--- Start of RECORDED DATA ---

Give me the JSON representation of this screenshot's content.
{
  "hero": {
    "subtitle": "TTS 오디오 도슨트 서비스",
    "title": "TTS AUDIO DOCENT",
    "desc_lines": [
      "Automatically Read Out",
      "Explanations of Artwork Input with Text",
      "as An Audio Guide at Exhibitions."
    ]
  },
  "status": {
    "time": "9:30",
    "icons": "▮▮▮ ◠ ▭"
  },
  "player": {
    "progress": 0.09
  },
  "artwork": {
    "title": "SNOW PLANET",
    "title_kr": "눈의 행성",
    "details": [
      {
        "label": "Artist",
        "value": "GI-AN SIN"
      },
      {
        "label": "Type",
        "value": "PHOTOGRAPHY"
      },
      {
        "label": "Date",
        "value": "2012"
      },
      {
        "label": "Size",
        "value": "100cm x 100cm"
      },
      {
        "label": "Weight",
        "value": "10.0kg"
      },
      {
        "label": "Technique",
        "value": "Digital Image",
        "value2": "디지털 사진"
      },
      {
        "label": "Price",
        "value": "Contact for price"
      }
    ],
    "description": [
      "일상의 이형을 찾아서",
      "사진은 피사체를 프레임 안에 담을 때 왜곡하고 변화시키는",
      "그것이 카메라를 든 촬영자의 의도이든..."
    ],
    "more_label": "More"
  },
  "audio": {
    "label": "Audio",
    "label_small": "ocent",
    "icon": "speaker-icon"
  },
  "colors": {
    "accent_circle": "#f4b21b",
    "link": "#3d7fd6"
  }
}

--- End of RECORDED DATA ---

» GIVEN PROBLEM
Copy out the full material exactly as it appears.

» OUTPUT
Give me the JSON representation of this screenshot's content.
{
  "hero": {
    "subtitle": "TTS 오디오 도슨트 서비스",
    "title": "TTS AUDIO DOCENT",
    "desc_lines": [
      "Automatically Read Out",
      "Explanations of Artwork Input with Text",
      "as An Audio Guide at Exhibitions."
    ]
  },
  "status": {
    "time": "9:30",
    "icons": "▮▮▮ ◠ ▭"
  },
  "player": {
    "progress": 0.09
  },
  "artwork": {
    "title": "SNOW PLANET",
    "title_kr": "눈의 행성",
    "details": [
      {
        "label": "Artist",
        "value": "GI-AN SIN"
      },
      {
        "label": "Type",
        "value": "PHOTOGRAPHY"
      },
      {
        "label": "Date",
        "value": "2012"
      },
      {
        "label": "Size",
        "value": "100cm x 100cm"
      },
      {
        "label": "Weight",
        "value": "10.0kg"
      },
      {
        "label": "Technique",
        "value": "Digital Image",
        "value2": "디지털 사진"
      },
      {
        "label": "Price",
        "value": "Contact for price"
      }
    ],
    "description": [
      "일상의 이형을 찾아서",
      "사진은 피사체를 프레임 안에 담을 때 왜곡하고 변화시키는",
      "그것이 카메라를 든 촬영자의 의도이든..."
    ],
    "more_label": "More"
  },
  "audio": {
    "label": "Audio",
    "label_small": "ocent",
    "icon": "speaker-icon"
  },
  "colors": {
    "accent_circle": "#f4b21b",
    "link": "#3d7fd6"
  }
}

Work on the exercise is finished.